▸ Work to complete
Repeat word for word the stretch from "In 1999, he" through "Message 2000 edition." in the Jerry Sutton biography below.

▸ Passage
===============
Dr. Jerry Sutton is a Southern Baptist pastor, historian, and administrator. His theology is best described as conservative and evangelical.

Biography

Early life
He earned a PhD in church history from the Southwestern Baptist Theological Seminary.

Career
He served at Two Rivers Baptist Church, in Nashville, Tennessee for twenty-two years and retired on August 3, 2008. The church averaged approximately 2,000 in average weekly attendance over the course of his pastorate.

In 1999, he led the Summit for the New Millennium which was designed to coordinate missionary efforts and church support in the 10/40 window. He served as the president of Southern Baptist Pastor's Conference in 2000 and was first Vice President of the Southern Baptist Convention in 2005. During the 2006 Tennessee Baptist Convention, he led a movement amongst Tennessee Baptist to affirm the Baptist Faith and Message 2000 edition when he proposed that all appointees of the Convention’s Committee on Committees and the Convention’s Committee on Boards be asked if they affirmed the Baptist Faith and Message 2000 edition.
===============
▸ Record extracts
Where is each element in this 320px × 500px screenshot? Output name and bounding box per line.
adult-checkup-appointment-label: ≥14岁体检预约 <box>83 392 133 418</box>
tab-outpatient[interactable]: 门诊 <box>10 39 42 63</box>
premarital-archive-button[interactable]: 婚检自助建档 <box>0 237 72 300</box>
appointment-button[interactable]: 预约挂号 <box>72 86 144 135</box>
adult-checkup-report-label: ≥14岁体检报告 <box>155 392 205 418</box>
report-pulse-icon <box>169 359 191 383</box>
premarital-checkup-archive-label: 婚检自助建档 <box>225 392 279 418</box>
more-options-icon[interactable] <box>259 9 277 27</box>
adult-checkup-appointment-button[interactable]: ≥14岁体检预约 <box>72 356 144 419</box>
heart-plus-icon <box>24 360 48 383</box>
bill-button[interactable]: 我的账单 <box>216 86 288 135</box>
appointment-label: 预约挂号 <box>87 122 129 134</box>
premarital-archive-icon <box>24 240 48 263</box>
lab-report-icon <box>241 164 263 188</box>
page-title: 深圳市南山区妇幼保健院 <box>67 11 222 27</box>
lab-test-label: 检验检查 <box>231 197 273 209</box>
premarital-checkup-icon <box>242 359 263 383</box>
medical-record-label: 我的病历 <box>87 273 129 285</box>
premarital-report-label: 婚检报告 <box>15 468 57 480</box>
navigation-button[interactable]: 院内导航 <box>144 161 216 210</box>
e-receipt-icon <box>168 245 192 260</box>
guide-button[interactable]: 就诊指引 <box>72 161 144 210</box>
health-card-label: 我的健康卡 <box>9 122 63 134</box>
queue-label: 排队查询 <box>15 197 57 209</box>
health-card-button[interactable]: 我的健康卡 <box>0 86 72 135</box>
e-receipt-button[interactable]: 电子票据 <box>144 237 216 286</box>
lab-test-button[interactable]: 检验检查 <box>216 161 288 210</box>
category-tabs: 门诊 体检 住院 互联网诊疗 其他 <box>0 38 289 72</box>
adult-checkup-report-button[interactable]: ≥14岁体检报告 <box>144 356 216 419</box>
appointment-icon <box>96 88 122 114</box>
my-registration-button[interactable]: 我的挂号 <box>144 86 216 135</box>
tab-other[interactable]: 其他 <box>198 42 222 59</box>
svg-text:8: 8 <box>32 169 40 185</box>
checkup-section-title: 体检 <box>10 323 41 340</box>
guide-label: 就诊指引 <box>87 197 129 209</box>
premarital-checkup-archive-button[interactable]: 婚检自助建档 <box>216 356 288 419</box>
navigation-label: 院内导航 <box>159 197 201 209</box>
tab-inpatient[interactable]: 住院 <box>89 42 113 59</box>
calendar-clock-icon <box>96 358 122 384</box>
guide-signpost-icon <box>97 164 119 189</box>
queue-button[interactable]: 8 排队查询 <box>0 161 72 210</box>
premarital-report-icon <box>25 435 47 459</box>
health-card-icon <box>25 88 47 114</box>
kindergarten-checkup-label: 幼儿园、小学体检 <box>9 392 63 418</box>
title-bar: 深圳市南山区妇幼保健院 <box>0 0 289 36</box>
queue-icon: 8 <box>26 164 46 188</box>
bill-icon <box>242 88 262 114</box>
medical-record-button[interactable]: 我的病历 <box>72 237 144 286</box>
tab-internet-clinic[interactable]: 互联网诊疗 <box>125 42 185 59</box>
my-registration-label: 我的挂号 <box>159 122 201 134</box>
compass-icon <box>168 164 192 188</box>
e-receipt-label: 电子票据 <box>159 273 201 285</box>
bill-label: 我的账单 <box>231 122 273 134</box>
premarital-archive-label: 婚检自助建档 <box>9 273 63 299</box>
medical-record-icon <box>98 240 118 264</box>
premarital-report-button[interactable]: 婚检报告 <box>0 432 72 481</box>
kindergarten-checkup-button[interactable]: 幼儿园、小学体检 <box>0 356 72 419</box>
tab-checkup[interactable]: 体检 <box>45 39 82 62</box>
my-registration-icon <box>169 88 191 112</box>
===============
▸ Output below
In 1999, he led the Summit for the New Millennium which was designed to coordinate missionary efforts and church support in the 10/40 window. He served as the president of Southern Baptist Pastor's Conference in 2000 and was first Vice President of the Southern Baptist Convention in 2005. During the 2006 Tennessee Baptist Convention, he led a movement amongst Tennessee Baptist to affirm the Baptist Faith and Message 2000 edition when he proposed that all appointees of the Convention’s Committee on Committees and the Convention’s Committee on Boards be asked if they affirmed the Baptist Faith and Message 2000 edition.